» **QUESTIONS D'ÉTUDE**:
A - Selon l'extrait sur les hauts-fourneaux de Florange, combien de hauts-fourneaux européens ArcelorMittal a-t-il décidé de fermer ?
B - Rédigez la suite de l'extrait sur les hauts-fourneaux de Florange, en partant de sa dernière phrase.

» **PASSAGE EXTRAIT**:
_ _ _ _ _ _ _

Ce matin, la firme ArcelorMittal a déclaré n'avoir pas connaissance de ces offres. C'est tout à fait normal, car elles ont été exprimées auprès de l'autorité politique et non d'ArcelorMittal (M. Jean-Claude Gaudin s'exclame.) dans la mesure où elles concernent un périmètre plus large que celui qu'a octroyé à la reprise le groupe.
M. François Rebsamen. Dans sa grande générosité !
M. Arnaud Montebourg, ministre. C'est la première démonstration, d'ailleurs, du fait que le problème des hauts-fourneaux de Florange, ce n'est pas la défaillance des hauts-fourneaux de Florange, c'est celle de Mittal ! Je rappelle que Mittal est propriétaire de vingt-cinq hauts-fourneaux en Europe disposant de parts de marché quasi monopolistiques et que ArcelorMittal a décidé d'en fermer neuf. À Liège, aujourd'hui, se déroule le même scénario qu'à Florange. Alors qu'il nous avait été dit que Dunkerque ne risquait rien, le site fait actuellement l'objet de premières mesures de préparation à la fermeture.

_ _ _ _ _ _ _

[Données de prédiction de boîtes englobantes]
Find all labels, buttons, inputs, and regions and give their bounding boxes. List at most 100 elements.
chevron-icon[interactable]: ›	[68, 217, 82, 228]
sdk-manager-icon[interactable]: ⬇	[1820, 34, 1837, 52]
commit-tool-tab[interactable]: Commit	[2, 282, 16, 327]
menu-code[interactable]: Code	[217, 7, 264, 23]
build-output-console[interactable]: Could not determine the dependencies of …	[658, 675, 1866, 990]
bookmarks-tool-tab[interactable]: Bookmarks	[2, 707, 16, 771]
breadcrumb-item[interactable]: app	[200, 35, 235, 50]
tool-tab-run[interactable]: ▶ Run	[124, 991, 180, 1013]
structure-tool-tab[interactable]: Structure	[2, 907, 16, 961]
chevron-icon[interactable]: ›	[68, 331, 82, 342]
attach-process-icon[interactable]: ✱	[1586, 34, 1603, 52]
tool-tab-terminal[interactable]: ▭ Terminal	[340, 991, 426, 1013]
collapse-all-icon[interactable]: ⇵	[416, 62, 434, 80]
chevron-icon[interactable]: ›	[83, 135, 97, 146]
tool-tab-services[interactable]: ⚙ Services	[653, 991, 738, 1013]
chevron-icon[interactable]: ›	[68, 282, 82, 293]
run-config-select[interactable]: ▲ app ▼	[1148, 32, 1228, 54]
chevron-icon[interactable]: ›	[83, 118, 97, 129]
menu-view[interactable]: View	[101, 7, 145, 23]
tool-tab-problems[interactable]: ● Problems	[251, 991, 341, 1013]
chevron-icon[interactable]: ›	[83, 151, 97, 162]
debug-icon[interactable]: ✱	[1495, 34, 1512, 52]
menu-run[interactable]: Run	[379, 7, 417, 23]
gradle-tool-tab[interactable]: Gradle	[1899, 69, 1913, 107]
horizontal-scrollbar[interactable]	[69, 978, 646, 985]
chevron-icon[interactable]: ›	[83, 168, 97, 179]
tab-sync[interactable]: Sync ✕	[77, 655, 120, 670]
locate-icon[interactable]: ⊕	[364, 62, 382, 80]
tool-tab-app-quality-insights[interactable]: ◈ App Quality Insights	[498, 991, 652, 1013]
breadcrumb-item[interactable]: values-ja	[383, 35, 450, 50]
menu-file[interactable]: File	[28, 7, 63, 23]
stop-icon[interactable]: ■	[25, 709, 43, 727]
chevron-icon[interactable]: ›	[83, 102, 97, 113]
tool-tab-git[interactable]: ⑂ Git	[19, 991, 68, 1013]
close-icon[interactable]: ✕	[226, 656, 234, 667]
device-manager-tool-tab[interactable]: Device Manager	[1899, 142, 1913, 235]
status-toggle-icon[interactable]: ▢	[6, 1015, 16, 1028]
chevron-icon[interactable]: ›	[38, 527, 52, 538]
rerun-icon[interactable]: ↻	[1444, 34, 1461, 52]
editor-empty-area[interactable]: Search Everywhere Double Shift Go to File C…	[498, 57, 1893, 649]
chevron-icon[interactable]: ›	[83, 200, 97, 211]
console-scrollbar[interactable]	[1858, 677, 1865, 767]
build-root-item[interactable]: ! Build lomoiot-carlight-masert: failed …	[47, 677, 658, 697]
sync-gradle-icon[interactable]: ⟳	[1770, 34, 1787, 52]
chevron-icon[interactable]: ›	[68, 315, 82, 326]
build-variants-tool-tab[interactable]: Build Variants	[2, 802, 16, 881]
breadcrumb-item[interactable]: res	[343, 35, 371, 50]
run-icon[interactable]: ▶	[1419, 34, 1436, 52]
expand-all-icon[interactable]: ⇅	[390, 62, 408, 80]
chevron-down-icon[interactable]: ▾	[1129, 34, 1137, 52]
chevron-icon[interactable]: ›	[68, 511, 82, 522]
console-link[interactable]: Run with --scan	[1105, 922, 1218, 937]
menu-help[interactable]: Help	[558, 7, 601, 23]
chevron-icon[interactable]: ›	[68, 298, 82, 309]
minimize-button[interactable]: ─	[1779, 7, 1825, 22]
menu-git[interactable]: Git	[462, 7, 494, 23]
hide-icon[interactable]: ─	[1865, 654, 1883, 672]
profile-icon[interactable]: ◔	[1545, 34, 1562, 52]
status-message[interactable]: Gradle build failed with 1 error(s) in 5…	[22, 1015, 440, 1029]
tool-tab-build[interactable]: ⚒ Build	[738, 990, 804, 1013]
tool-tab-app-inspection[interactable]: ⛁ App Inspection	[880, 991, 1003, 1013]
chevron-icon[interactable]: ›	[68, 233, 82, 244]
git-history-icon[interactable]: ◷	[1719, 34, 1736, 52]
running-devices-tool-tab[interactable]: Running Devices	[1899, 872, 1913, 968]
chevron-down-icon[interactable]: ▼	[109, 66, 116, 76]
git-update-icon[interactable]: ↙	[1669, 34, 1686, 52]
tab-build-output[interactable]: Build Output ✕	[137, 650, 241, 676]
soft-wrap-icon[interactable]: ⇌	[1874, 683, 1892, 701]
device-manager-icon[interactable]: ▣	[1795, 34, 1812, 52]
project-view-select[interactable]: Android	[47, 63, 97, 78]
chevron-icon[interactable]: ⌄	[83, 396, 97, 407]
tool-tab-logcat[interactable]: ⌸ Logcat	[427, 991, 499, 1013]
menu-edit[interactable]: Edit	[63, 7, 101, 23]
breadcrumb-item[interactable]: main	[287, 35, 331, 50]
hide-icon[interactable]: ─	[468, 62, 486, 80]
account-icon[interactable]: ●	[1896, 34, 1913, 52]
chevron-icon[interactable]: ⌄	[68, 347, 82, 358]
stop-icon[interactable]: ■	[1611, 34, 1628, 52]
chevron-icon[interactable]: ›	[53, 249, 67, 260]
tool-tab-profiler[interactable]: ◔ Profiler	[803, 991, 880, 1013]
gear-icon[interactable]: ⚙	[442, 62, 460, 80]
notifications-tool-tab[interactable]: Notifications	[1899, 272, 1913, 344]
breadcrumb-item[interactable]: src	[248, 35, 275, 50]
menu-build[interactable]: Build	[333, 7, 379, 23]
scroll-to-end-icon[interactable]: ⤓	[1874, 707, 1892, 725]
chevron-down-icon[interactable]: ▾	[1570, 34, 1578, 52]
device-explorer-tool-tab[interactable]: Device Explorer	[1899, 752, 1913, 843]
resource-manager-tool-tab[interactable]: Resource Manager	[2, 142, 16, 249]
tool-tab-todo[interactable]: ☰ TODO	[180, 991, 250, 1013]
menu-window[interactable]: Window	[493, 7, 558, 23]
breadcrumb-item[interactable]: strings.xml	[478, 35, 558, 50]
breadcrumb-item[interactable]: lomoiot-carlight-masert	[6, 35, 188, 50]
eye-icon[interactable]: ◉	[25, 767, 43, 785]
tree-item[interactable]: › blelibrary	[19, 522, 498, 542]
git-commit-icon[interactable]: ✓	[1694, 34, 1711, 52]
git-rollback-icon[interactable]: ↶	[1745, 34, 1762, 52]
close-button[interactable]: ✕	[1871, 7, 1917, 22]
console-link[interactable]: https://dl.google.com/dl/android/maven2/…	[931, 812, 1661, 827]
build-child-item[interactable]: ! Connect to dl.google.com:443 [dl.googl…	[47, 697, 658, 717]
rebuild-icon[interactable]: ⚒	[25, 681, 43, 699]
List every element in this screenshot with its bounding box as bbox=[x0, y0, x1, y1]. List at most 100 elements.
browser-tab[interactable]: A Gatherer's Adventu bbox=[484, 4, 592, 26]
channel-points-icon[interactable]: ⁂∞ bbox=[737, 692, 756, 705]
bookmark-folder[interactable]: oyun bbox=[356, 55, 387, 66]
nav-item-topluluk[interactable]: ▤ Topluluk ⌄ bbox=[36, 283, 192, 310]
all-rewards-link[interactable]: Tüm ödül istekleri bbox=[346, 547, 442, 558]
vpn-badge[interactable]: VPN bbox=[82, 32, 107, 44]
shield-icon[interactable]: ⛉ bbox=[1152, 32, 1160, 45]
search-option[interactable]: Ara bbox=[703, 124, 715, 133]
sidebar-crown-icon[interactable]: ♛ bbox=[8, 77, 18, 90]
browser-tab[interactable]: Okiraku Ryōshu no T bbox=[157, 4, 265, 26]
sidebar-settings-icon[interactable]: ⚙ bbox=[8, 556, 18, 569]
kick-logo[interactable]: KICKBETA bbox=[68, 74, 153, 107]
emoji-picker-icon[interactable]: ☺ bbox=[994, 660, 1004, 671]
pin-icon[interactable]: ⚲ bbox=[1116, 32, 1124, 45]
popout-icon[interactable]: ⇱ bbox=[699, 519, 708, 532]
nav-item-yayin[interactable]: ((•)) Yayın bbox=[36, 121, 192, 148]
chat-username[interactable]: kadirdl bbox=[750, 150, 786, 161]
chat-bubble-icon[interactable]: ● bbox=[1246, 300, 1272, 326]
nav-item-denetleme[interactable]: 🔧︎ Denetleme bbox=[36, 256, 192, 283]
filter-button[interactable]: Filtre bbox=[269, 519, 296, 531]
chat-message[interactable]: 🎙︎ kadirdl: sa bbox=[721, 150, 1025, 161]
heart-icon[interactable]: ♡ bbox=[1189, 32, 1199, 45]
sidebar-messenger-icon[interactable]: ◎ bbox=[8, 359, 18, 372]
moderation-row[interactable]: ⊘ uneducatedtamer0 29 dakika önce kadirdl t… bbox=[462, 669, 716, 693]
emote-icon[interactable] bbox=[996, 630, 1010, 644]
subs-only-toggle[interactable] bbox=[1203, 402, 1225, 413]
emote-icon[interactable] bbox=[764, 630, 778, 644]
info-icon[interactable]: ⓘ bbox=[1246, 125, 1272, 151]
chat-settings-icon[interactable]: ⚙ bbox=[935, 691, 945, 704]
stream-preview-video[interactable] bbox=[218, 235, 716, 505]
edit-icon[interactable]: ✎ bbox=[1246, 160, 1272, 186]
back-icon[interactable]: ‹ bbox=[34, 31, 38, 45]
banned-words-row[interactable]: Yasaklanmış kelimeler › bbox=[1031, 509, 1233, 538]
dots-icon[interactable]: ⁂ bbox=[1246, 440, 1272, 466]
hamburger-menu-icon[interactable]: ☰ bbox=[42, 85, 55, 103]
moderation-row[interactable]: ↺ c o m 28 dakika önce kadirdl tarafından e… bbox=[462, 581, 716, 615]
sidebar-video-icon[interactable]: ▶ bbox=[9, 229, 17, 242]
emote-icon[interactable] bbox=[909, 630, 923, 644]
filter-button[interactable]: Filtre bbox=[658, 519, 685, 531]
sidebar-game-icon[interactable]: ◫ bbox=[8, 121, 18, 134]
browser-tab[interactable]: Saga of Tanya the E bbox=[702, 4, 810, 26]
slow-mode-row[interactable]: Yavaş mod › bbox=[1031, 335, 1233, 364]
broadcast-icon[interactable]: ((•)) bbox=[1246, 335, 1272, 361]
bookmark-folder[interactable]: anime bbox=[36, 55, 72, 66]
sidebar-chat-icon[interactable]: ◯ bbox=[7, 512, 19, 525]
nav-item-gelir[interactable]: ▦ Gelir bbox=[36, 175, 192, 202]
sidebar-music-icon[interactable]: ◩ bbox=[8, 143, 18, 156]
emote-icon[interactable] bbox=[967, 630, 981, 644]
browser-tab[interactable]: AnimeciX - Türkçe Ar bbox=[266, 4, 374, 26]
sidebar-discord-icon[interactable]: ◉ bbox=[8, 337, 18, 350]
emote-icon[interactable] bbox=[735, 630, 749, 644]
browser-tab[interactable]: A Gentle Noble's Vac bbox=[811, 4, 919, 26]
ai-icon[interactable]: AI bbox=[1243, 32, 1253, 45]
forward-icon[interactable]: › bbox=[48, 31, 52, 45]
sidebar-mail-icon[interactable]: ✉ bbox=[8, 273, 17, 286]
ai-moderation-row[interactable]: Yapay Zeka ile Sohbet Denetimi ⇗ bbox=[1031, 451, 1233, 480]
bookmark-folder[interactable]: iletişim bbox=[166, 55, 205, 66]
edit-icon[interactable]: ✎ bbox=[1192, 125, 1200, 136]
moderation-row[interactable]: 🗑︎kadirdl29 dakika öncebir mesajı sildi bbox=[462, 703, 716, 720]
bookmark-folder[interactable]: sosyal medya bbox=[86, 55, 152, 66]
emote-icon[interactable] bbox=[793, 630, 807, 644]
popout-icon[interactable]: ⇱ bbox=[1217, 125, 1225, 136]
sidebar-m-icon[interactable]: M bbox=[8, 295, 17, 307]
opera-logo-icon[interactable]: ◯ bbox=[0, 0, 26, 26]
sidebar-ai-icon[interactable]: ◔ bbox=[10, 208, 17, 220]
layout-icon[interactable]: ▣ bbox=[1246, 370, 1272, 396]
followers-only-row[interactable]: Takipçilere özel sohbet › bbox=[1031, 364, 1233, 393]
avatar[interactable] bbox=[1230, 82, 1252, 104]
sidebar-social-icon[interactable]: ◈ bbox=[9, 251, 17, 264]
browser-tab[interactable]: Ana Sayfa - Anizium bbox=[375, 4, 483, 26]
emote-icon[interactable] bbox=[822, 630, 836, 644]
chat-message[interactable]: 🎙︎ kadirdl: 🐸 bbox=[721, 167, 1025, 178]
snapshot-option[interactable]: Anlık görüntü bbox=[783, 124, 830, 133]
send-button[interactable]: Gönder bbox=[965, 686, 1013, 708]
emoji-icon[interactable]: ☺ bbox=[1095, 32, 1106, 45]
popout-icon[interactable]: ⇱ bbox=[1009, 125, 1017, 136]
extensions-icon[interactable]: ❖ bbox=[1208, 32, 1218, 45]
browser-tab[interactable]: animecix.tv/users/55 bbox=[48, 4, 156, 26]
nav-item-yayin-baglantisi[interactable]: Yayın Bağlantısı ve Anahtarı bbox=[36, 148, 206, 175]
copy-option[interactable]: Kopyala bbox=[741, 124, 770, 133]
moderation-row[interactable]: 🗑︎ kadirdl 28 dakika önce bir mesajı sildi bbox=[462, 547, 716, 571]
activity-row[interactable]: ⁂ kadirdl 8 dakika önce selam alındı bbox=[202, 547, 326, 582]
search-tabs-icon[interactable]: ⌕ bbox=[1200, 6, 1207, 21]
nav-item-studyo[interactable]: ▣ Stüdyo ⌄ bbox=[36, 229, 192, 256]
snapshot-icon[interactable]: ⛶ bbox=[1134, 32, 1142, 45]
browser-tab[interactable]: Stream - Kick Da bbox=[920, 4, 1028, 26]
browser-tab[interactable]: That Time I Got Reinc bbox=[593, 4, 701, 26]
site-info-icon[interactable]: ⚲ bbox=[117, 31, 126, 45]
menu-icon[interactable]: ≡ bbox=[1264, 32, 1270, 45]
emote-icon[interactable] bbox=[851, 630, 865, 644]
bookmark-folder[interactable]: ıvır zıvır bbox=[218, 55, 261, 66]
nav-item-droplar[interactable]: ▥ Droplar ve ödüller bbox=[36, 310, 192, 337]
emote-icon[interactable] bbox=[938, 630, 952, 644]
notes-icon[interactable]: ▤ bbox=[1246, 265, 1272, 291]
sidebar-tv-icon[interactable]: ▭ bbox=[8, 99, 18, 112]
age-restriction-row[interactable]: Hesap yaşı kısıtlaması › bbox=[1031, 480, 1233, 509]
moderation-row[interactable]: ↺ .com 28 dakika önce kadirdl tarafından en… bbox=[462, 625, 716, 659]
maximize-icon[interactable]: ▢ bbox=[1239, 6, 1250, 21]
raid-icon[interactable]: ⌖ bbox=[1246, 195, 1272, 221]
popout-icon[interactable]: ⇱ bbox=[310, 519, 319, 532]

_ _ _ _ _ _ _

» **RÉPONSES**:
A - Neuf.

B -
Les gouvernements européens que j'ai pris la peine de rencontrer, au Luxembourg, en Belgique, en ont assez d'être menés par le bout du nez par ArcelorMittal. Nous retrouvons finalement ce qui s'est passé en 2006 lorsque a eu lieu une OPA hostile, sans aucun plan stratégique, sur la totalité de l'acier, lequel a appartenu à tous les citoyens européens.
Je rappelle que des gouvernements européens ont dû jadis nationaliser leur acier. Ce fut le cas en France sous Raymond Barre. Ce fut le cas également au Luxembourg et en Belgique. C'est grâce aux efforts considérables des contribuables de tous les États européens que cet acier a pu être performant, compétitif, et c'est une OPA hostile de la famille Mittal qui a finalement placé cet acier entre des mains disposant de centres de décisions qui n'ont rien à voir avec les intérêts nationaux de ces États européens.
J'ajoute que tous les engagements que j'ai fait exhumer par mes services pris à l'époque de l'OPA hostile vis-à-vis de la France par Mittal n'ont jamais été respectés. Dans une convention d'ancrage territorial signée en 2009, le groupe ArcelorMittal prévoyait « d'inscrire dans ses plans d'investissement la réfection de deux hauts-fourneaux [ ], dans une période de 2013 à 2015 ». Ce sont ceux-là mêmes qu'il est en train, aujourd'hui, de fermer ! (Marques de confirmation sur plusieurs travées du groupe CRC.)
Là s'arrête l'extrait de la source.